■ Task: From the records, pick out and copy each line containing "wuduxyab".

■ Dataset rows:
▼

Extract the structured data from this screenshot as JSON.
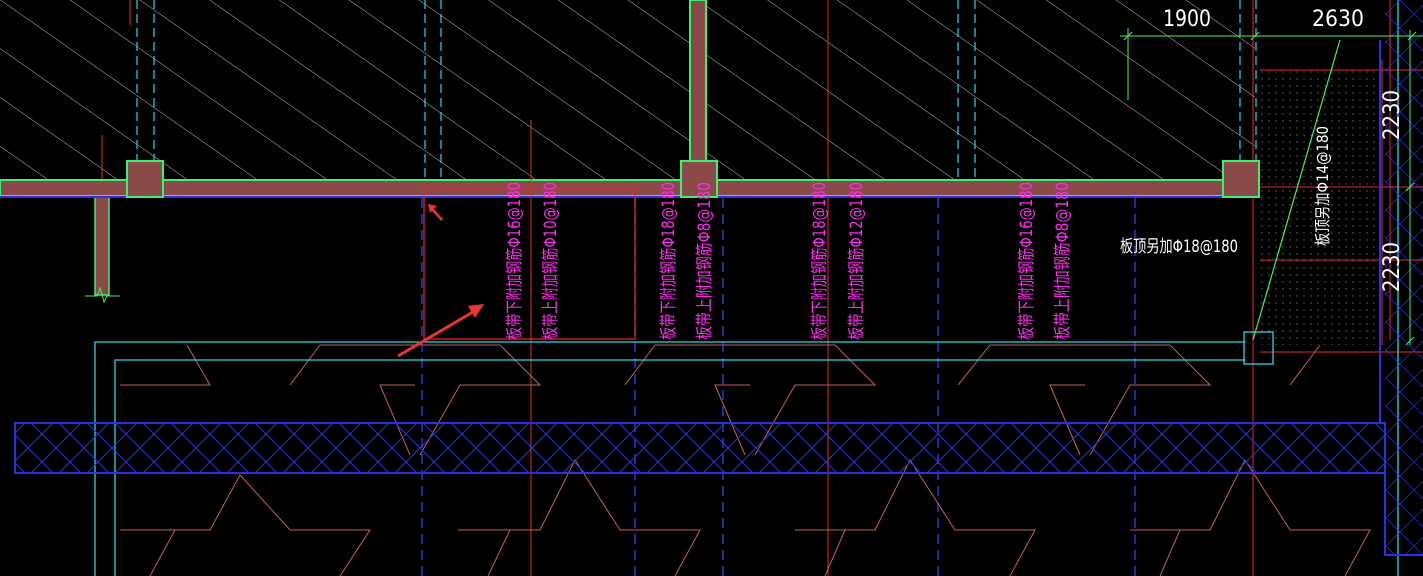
{
  "colors": {
    "background": "#000000",
    "hatch": "#cfcfcf",
    "beam_fill": "#8a4a4a",
    "beam_edge": "#3cf06e",
    "column_edge": "#3cf06e",
    "axis_red": "#e8282d",
    "cyan": "#29d6e6",
    "blue": "#2a32e0",
    "magenta": "#ff2bf0",
    "white_text": "#ffffff",
    "dimension_green": "#3cf06e",
    "stair_outline": "#c0605a",
    "arrow": "#ee3333"
  },
  "dimensions": {
    "top_left": "1900",
    "top_right": "2630",
    "right_upper": "2230",
    "right_lower": "2230"
  },
  "slab_notes": {
    "top_addition": "板顶另加Φ18@180",
    "vertical_top_addition": "板顶另加Φ14@180"
  },
  "rebar_notes": [
    {
      "bottom": "板带下附加钢筋Φ16@180",
      "top": "板带上附加钢筋Φ10@180"
    },
    {
      "bottom": "板带下附加钢筋Φ18@180",
      "top": "板带上附加钢筋Φ8@180"
    },
    {
      "bottom": "板带下附加钢筋Φ18@180",
      "top": "板带上附加钢筋Φ12@180"
    },
    {
      "bottom": "板带下附加钢筋Φ16@180",
      "top": "板带上附加钢筋Φ8@180"
    }
  ],
  "icons": {
    "annotation_arrow_large": "arrow-icon",
    "annotation_arrow_small": "arrow-icon"
  }
}
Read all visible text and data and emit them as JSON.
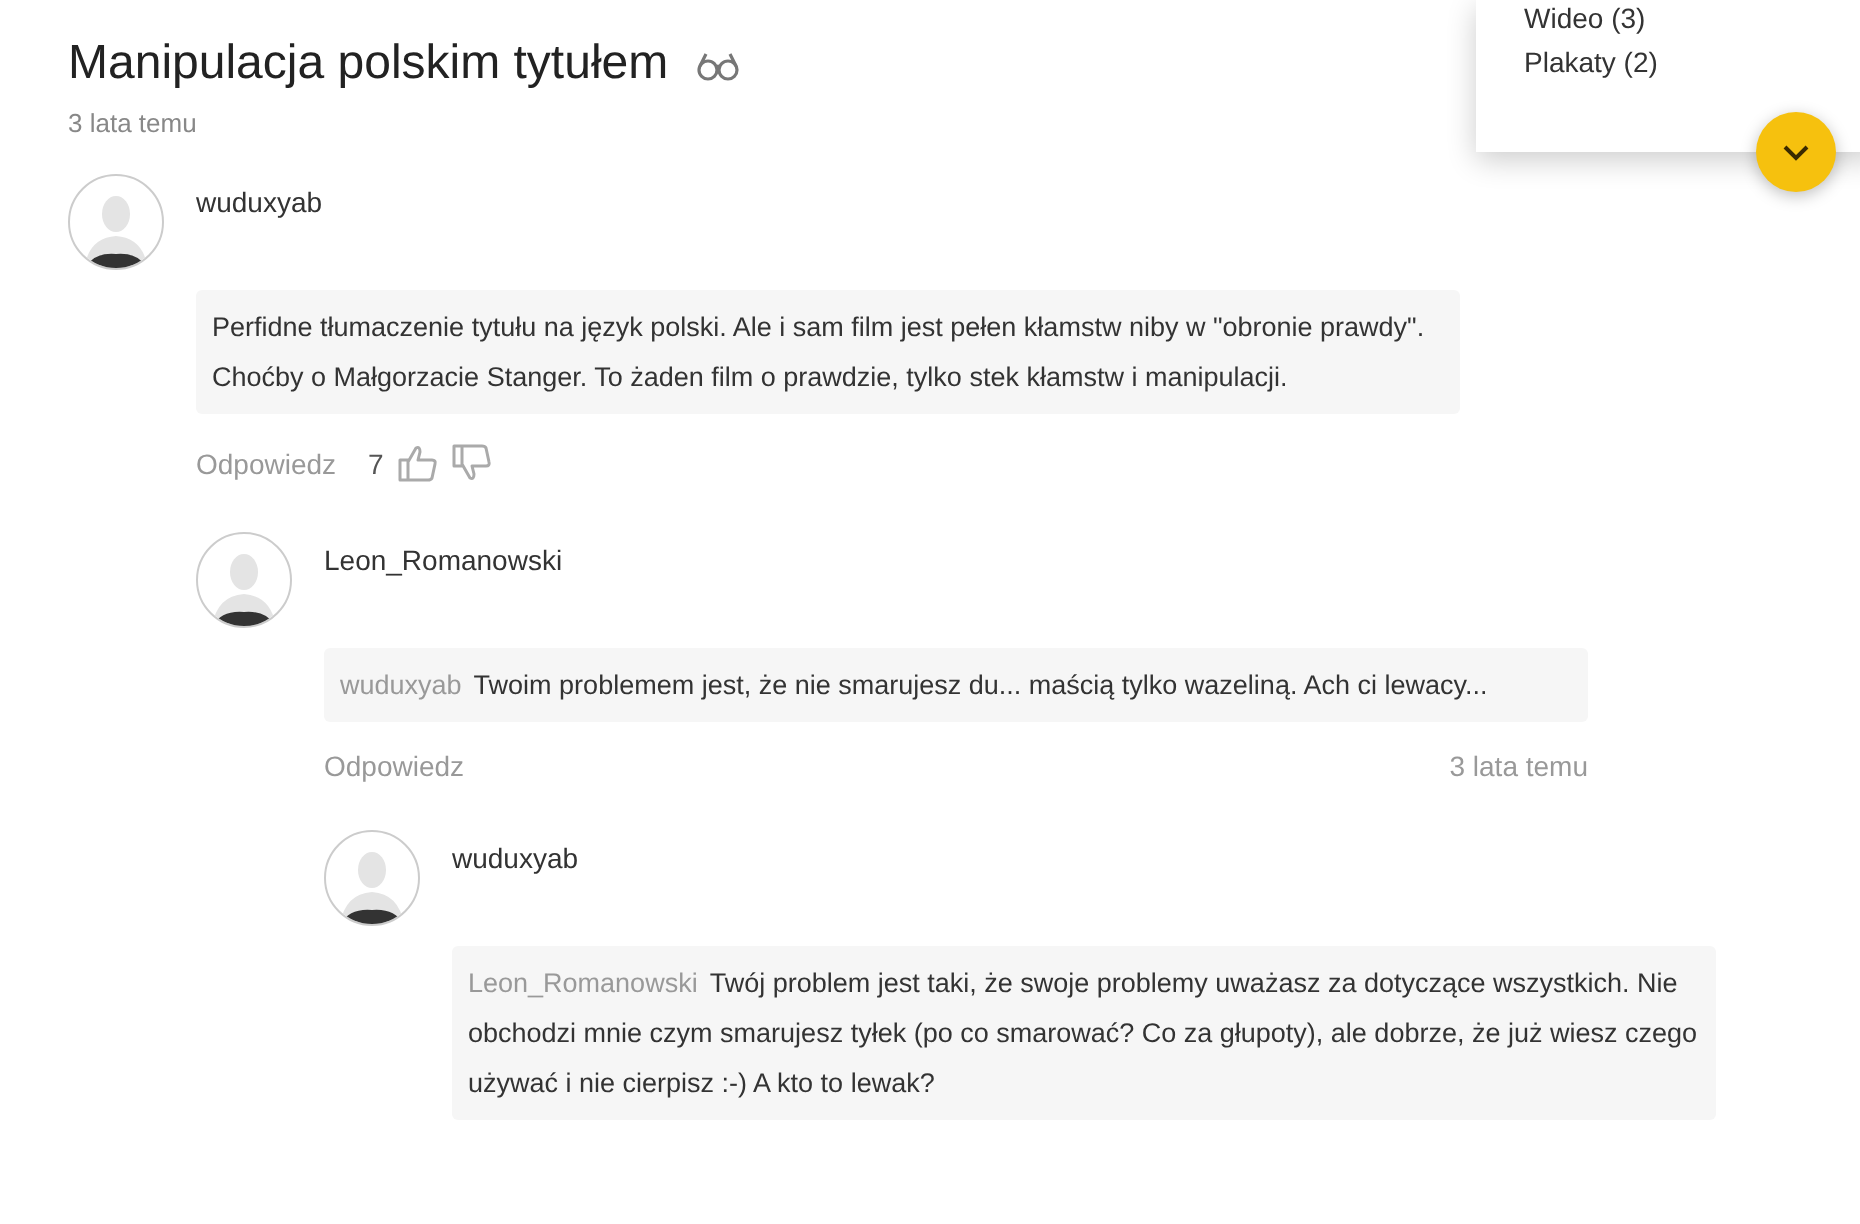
{
  "title": "Manipulacja polskim tytułem",
  "posted": "3 lata temu",
  "menu": {
    "items": [
      "Wideo (3)",
      "Plakaty (2)"
    ]
  },
  "comments": [
    {
      "author": "wuduxyab",
      "text": " Perfidne tłumaczenie tytułu na język polski. Ale i sam film jest pełen kłamstw niby w \"obronie prawdy\". Choćby o Małgorzacie Stanger. To żaden film o prawdzie, tylko stek kłamstw i manipulacji.",
      "reply_label": "Odpowiedz",
      "likes": "7",
      "children": [
        {
          "author": "Leon_Romanowski",
          "quote_author": "wuduxyab",
          "text": "Twoim problemem jest, że nie smarujesz du... maścią tylko wazeliną. Ach ci lewacy...",
          "reply_label": "Odpowiedz",
          "time": "3 lata temu",
          "children": [
            {
              "author": "wuduxyab",
              "quote_author": "Leon_Romanowski",
              "text": "Twój problem jest taki, że swoje problemy uważasz za dotyczące wszystkich. Nie obchodzi mnie czym smarujesz tyłek (po co smarować? Co za głupoty), ale dobrze, że już wiesz czego używać i nie cierpisz :-) A kto to lewak?"
            }
          ]
        }
      ]
    }
  ]
}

▲

■ Result of this task:
      "author": "wuduxyab",
          "quote_author": "wuduxyab",
              "author": "wuduxyab",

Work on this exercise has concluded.